* **GOAL**
Make an exact copy of the records, with the pictures left out.

--- START ---

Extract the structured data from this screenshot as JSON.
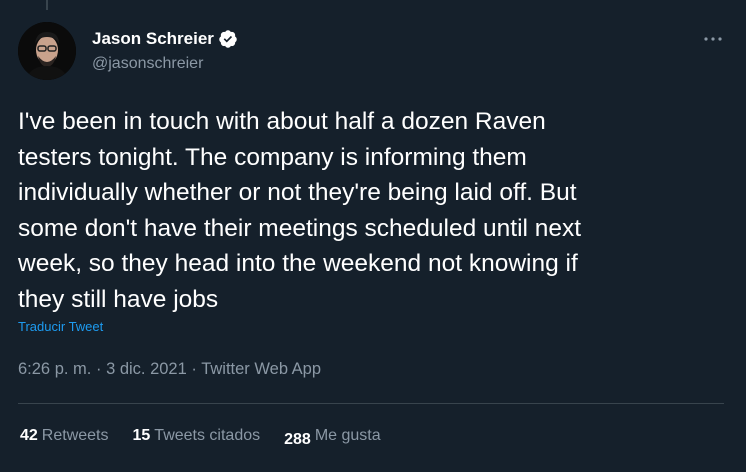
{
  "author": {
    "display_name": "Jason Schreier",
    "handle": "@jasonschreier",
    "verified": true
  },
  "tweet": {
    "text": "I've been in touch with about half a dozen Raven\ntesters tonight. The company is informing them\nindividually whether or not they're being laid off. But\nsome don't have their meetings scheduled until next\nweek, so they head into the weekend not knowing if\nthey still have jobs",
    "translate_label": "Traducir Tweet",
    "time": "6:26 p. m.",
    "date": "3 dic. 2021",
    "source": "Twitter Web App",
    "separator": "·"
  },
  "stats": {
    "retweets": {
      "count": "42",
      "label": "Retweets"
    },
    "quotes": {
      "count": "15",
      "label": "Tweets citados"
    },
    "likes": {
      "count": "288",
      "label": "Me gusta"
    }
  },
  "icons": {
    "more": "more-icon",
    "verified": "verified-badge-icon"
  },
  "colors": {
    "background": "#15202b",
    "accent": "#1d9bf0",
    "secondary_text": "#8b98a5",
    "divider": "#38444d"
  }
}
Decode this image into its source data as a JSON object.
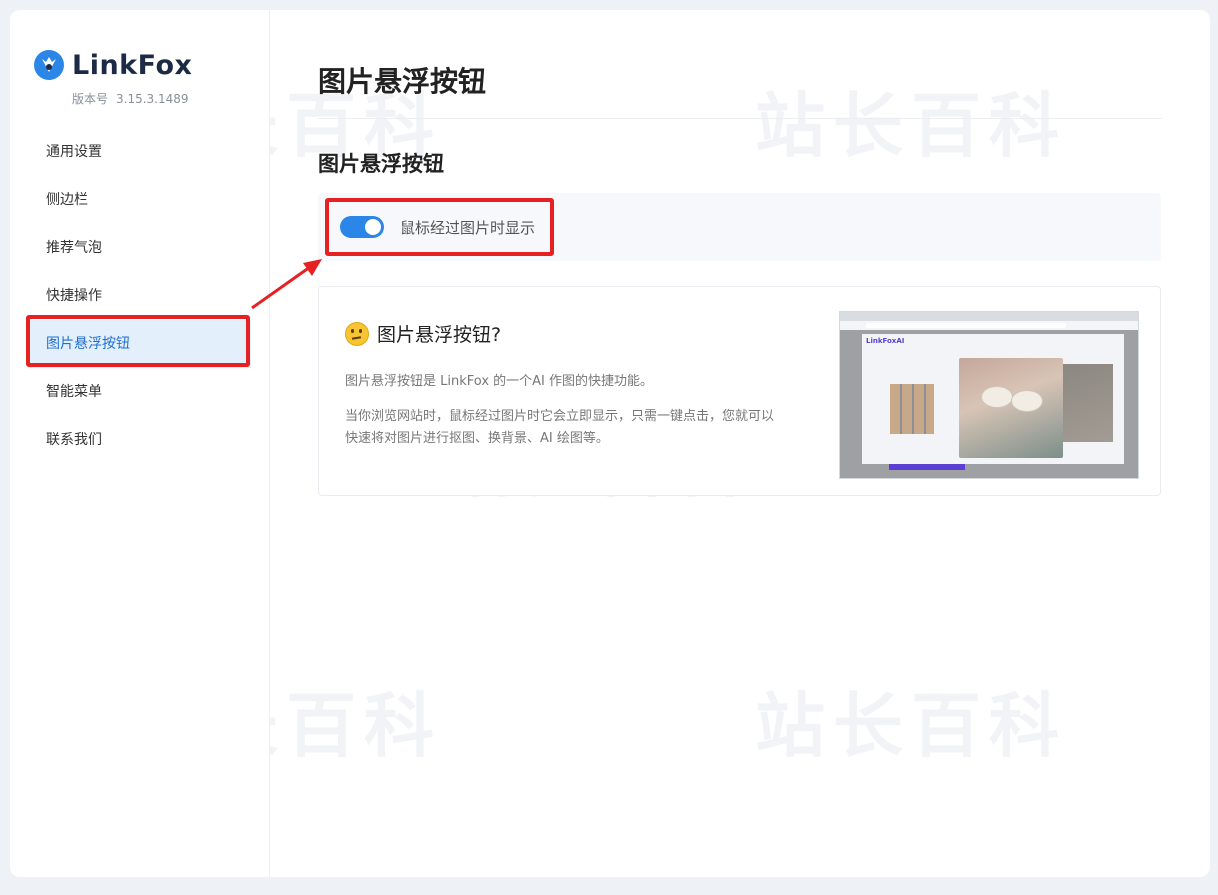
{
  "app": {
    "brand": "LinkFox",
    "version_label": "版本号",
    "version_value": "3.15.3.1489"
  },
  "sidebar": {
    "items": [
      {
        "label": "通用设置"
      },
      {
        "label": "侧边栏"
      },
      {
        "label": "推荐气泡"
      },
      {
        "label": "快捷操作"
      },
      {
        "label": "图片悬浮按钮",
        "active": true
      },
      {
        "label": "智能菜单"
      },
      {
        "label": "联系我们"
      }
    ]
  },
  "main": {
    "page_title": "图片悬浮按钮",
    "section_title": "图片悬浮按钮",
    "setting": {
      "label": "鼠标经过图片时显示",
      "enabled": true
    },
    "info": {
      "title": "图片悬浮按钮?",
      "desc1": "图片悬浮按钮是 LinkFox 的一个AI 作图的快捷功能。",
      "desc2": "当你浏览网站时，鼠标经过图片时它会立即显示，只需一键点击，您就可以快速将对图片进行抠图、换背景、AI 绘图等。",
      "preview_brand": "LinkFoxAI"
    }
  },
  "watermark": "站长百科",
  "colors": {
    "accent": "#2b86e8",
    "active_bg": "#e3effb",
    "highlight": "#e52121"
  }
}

--- END ---

* **ANSWER IN FULL**
Extract the structured data from this screenshot as JSON.
{
  "author": {
    "display_name": "Jason Schreier",
    "handle": "@jasonschreier",
    "verified": true
  },
  "tweet": {
    "text": "I've been in touch with about half a dozen Raven\ntesters tonight. The company is informing them\nindividually whether or not they're being laid off. But\nsome don't have their meetings scheduled until next\nweek, so they head into the weekend not knowing if\nthey still have jobs",
    "translate_label": "Traducir Tweet",
    "time": "6:26 p. m.",
    "date": "3 dic. 2021",
    "source": "Twitter Web App",
    "separator": "·"
  },
  "stats": {
    "retweets": {
      "count": "42",
      "label": "Retweets"
    },
    "quotes": {
      "count": "15",
      "label": "Tweets citados"
    },
    "likes": {
      "count": "288",
      "label": "Me gusta"
    }
  },
  "icons": {
    "more": "more-icon",
    "verified": "verified-badge-icon"
  },
  "colors": {
    "background": "#15202b",
    "accent": "#1d9bf0",
    "secondary_text": "#8b98a5",
    "divider": "#38444d"
  }
}
Decode this image into its source data as a JSON object.
{
  "app": {
    "brand": "LinkFox",
    "version_label": "版本号",
    "version_value": "3.15.3.1489"
  },
  "sidebar": {
    "items": [
      {
        "label": "通用设置"
      },
      {
        "label": "侧边栏"
      },
      {
        "label": "推荐气泡"
      },
      {
        "label": "快捷操作"
      },
      {
        "label": "图片悬浮按钮",
        "active": true
      },
      {
        "label": "智能菜单"
      },
      {
        "label": "联系我们"
      }
    ]
  },
  "main": {
    "page_title": "图片悬浮按钮",
    "section_title": "图片悬浮按钮",
    "setting": {
      "label": "鼠标经过图片时显示",
      "enabled": true
    },
    "info": {
      "title": "图片悬浮按钮?",
      "desc1": "图片悬浮按钮是 LinkFox 的一个AI 作图的快捷功能。",
      "desc2": "当你浏览网站时，鼠标经过图片时它会立即显示，只需一键点击，您就可以快速将对图片进行抠图、换背景、AI 绘图等。",
      "preview_brand": "LinkFoxAI"
    }
  },
  "watermark": "站长百科",
  "colors": {
    "accent": "#2b86e8",
    "active_bg": "#e3effb",
    "highlight": "#e52121"
  }
}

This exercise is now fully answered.